GIVEN PROBLEM:
Copy out every line of the records where the string "title" occurs.

DATA EXTRACT:

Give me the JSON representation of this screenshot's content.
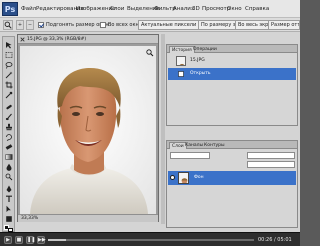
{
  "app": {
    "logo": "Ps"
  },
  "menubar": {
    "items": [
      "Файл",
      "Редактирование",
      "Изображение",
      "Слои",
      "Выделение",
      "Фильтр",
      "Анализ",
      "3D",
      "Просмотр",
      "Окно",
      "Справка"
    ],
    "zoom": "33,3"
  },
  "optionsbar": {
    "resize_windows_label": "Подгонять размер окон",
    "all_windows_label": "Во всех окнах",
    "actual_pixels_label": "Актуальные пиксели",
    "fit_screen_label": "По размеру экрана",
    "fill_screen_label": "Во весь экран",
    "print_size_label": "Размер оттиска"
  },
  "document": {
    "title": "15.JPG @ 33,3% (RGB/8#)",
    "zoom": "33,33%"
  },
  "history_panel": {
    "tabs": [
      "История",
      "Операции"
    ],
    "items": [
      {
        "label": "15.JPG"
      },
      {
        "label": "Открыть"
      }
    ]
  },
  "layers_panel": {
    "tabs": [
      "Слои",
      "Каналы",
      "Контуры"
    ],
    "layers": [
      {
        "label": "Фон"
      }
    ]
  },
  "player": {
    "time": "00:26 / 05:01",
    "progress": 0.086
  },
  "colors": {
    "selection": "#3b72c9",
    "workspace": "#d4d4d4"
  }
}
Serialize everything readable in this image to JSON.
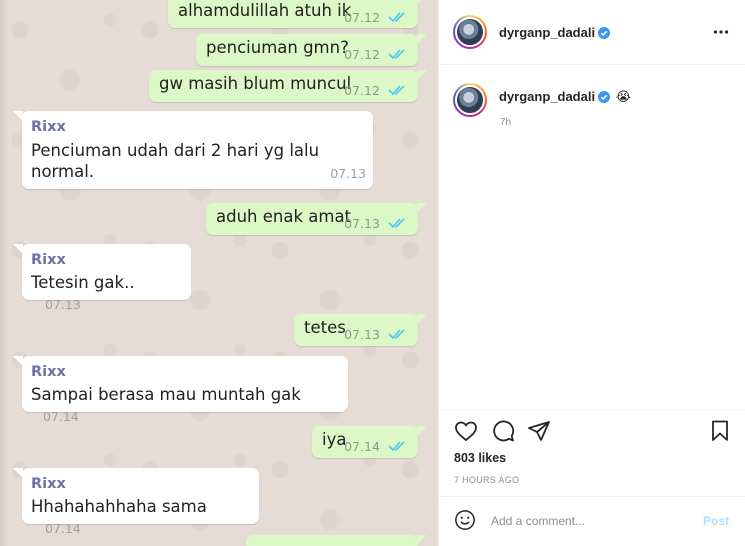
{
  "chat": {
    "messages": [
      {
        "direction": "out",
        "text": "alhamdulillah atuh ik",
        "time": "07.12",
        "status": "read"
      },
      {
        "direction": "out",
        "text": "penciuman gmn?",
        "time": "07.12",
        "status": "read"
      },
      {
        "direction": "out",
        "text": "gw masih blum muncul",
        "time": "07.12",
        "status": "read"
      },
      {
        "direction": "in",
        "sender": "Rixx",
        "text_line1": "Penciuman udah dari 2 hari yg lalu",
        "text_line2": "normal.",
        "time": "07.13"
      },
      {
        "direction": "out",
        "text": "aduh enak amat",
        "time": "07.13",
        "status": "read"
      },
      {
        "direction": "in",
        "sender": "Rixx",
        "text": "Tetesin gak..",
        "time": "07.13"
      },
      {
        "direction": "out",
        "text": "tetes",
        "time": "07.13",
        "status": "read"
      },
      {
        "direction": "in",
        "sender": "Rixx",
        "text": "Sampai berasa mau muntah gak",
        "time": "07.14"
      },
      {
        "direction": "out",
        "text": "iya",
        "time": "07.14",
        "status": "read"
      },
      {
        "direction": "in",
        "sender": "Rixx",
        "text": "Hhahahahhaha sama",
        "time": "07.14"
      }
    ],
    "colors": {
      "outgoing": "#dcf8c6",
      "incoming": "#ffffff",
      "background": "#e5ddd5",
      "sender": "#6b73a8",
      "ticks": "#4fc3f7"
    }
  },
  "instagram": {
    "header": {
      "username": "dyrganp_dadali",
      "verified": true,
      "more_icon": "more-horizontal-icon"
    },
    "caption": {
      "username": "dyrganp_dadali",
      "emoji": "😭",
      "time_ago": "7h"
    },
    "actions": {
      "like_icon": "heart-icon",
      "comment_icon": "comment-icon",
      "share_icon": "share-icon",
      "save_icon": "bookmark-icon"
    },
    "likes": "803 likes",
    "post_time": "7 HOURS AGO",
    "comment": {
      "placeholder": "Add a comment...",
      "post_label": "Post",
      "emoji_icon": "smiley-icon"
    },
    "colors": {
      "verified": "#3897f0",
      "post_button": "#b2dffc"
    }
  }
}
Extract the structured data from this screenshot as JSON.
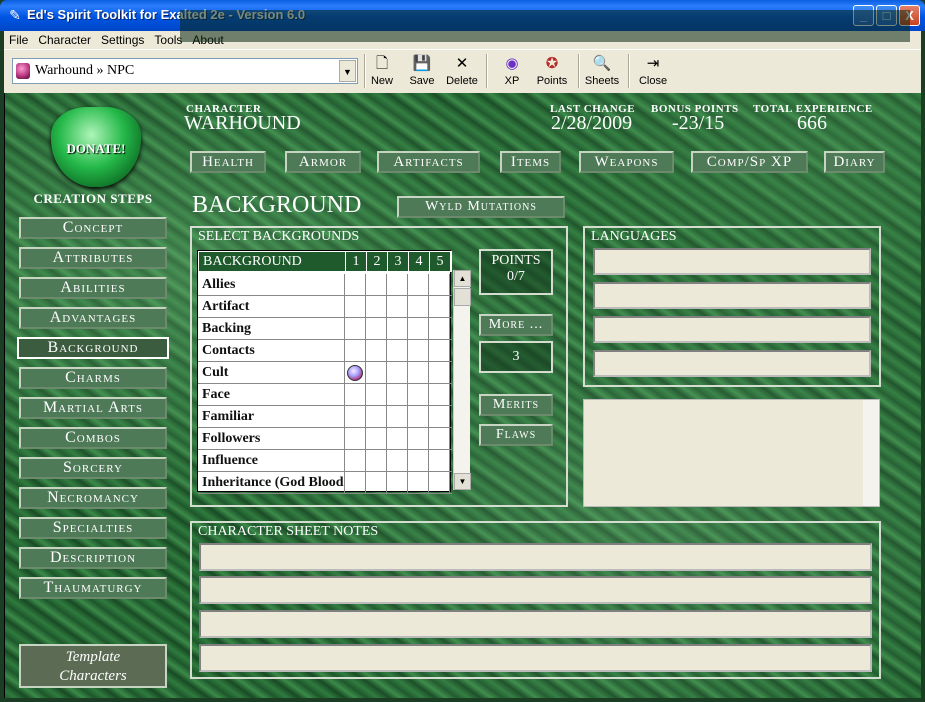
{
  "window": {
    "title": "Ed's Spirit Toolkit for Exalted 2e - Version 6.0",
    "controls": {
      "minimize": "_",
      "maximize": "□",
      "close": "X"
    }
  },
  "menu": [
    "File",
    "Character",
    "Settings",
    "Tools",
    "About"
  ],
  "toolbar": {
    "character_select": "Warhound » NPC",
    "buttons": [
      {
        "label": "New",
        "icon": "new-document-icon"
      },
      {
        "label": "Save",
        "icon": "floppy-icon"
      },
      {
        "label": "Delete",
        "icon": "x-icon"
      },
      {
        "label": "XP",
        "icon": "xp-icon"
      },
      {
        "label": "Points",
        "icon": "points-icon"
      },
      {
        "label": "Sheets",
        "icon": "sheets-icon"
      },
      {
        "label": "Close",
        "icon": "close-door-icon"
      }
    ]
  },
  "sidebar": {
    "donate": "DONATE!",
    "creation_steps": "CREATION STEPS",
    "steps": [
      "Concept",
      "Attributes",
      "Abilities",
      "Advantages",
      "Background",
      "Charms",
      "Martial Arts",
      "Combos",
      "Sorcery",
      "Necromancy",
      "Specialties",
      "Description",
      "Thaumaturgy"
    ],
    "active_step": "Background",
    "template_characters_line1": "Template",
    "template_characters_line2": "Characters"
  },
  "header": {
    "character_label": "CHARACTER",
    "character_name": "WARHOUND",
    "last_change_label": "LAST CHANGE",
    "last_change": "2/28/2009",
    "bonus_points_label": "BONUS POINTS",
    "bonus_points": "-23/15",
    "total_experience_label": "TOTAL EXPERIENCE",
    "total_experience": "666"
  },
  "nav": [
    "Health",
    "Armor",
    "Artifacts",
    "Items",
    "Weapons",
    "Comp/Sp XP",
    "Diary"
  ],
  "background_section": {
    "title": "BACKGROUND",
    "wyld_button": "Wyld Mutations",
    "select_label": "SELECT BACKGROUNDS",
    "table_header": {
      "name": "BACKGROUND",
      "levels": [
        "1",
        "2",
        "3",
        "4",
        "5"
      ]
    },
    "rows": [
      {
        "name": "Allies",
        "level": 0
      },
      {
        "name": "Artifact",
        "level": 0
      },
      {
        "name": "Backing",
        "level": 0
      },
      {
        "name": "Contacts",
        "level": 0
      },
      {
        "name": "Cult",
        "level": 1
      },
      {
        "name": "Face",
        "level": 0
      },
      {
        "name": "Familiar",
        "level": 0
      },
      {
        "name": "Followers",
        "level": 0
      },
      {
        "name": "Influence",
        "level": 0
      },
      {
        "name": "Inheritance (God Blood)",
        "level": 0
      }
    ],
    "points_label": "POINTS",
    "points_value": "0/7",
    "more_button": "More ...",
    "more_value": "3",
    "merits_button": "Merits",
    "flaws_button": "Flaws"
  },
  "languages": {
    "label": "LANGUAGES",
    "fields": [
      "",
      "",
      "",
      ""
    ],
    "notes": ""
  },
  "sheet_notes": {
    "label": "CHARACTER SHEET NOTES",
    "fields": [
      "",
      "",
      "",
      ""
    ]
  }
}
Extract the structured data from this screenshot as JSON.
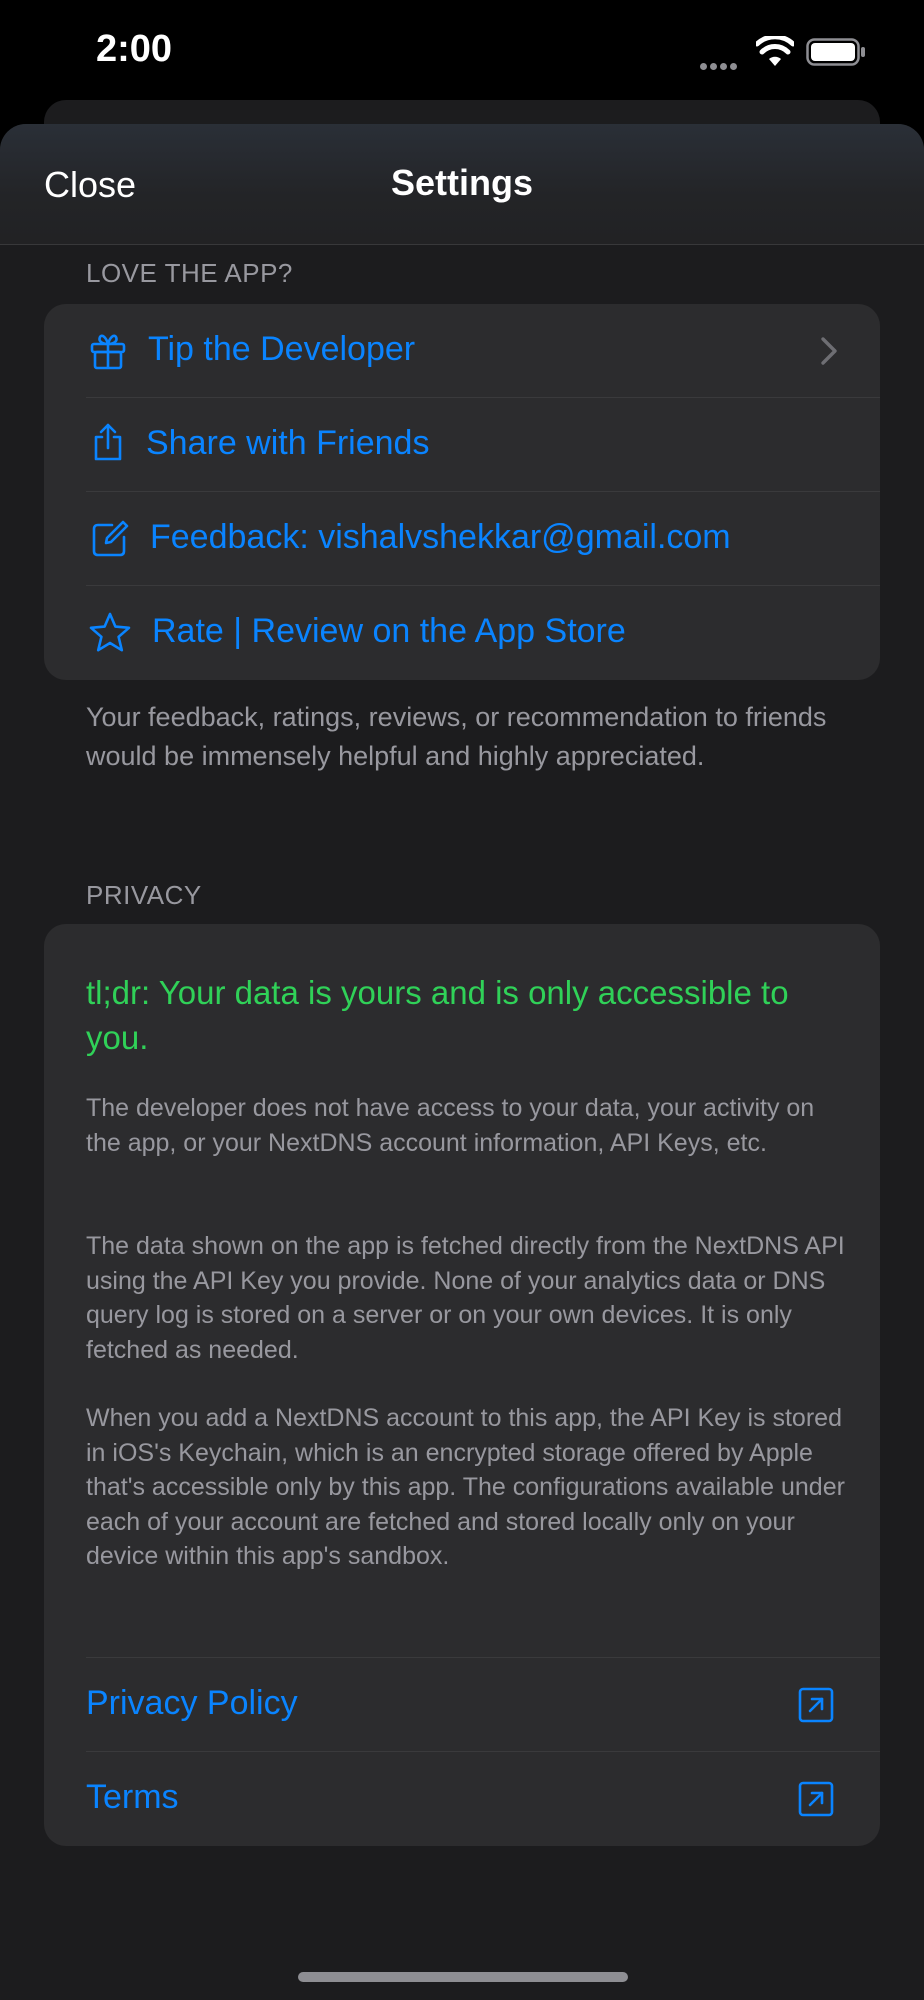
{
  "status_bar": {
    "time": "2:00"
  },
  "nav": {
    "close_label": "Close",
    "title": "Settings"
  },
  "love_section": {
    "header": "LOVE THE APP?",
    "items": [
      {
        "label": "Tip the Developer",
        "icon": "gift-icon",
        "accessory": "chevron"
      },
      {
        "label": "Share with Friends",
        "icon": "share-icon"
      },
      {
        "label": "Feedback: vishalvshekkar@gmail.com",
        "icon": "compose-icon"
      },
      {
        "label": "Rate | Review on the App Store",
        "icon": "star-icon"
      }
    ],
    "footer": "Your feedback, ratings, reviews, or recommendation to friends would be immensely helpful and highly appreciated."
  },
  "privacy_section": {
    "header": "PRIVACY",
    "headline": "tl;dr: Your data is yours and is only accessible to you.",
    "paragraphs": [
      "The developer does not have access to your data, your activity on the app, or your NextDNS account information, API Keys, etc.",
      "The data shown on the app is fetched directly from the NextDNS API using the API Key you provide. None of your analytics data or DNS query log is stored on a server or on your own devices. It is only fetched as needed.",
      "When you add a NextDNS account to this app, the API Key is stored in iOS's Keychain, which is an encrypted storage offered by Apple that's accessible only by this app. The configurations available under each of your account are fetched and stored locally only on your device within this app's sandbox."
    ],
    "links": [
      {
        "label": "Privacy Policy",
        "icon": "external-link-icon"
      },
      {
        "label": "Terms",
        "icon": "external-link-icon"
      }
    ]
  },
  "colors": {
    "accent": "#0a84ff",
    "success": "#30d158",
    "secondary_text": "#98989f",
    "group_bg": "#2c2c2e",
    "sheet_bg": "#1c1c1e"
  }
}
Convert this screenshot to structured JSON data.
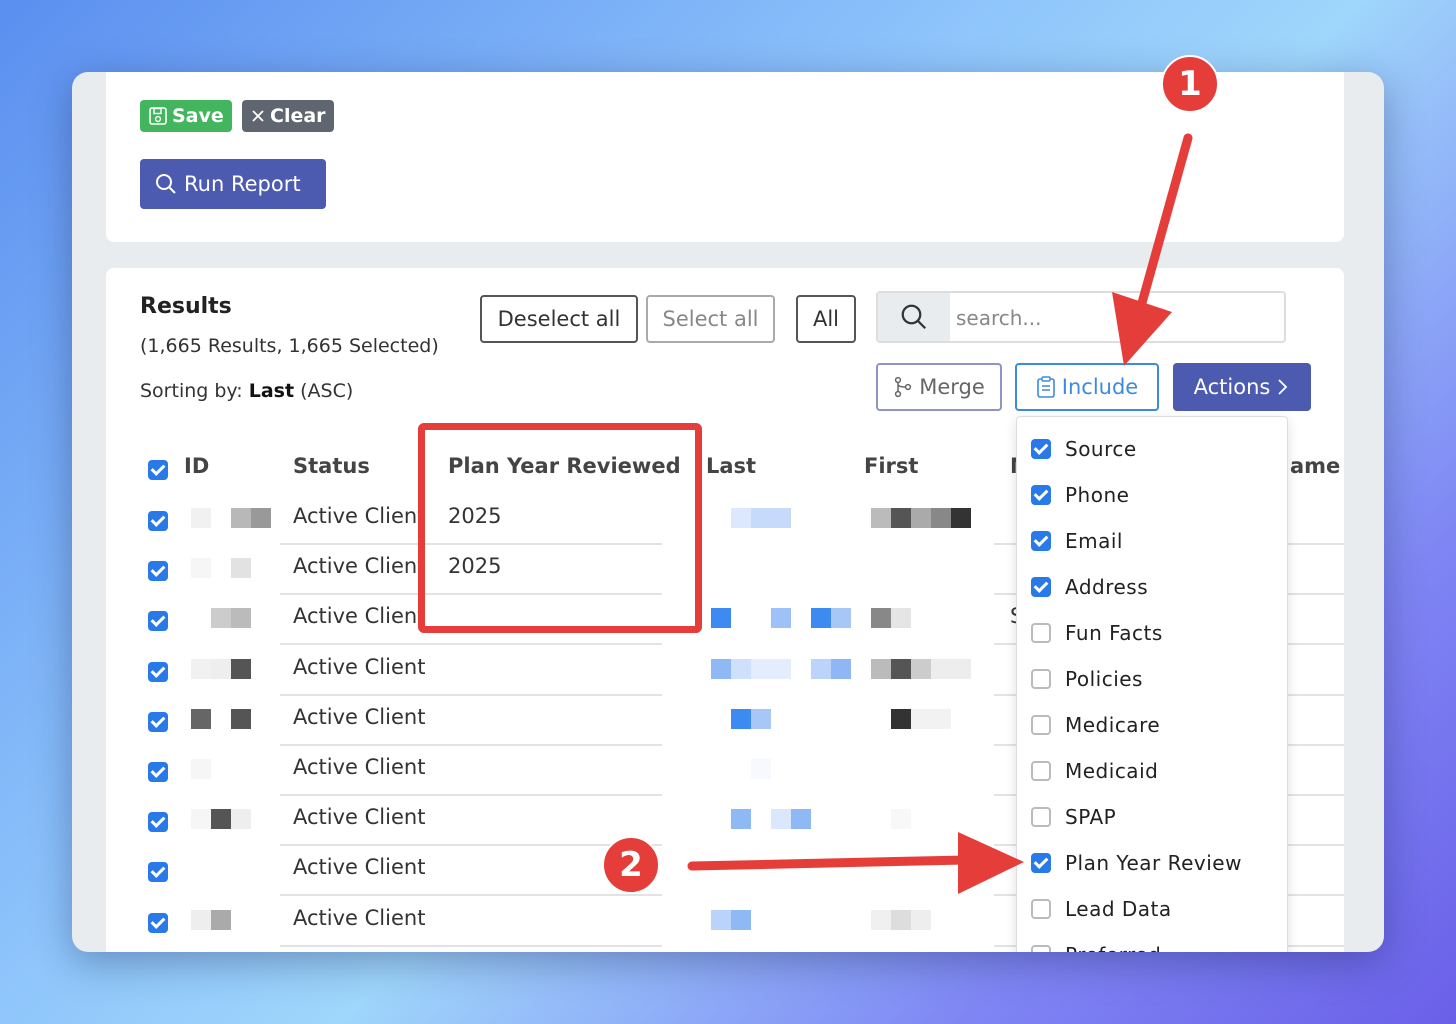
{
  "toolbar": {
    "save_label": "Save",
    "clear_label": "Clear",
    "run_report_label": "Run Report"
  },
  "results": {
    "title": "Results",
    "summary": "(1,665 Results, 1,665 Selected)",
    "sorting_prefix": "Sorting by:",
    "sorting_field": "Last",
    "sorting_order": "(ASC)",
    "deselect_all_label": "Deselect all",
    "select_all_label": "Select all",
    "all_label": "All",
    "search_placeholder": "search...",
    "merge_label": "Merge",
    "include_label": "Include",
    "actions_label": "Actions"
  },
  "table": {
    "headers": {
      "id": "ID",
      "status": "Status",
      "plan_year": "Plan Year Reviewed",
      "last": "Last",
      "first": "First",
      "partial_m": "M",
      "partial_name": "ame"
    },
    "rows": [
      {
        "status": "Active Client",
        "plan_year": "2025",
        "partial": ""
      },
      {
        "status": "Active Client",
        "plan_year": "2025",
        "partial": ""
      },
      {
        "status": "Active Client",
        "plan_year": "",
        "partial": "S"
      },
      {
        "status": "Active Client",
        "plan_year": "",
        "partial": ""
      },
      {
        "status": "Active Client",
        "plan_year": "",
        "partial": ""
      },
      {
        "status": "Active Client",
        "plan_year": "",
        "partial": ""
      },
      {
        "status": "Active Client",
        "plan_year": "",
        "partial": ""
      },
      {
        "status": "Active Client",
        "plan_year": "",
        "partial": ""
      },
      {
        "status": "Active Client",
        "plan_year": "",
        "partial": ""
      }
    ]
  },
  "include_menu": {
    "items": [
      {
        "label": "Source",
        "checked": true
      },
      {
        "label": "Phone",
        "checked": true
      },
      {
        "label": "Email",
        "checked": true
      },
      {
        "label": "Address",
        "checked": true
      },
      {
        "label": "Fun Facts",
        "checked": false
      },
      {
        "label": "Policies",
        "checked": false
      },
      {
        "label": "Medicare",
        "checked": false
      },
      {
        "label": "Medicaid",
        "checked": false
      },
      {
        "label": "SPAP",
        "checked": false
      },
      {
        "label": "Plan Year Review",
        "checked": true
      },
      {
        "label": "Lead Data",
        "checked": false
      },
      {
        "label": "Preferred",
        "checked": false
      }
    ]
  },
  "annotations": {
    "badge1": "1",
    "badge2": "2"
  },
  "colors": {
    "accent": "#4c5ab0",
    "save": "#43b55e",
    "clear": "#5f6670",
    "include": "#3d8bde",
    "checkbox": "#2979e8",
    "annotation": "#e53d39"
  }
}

REPLY:
    "title": "15.JPG @ 33,3% (RGB/8#)",
    "title": "Ed's Spirit Toolkit for Exalted 2e - Version 6.0",
    "title": "BACKGROUND",
    "title": "Settings"
    "title": "Results",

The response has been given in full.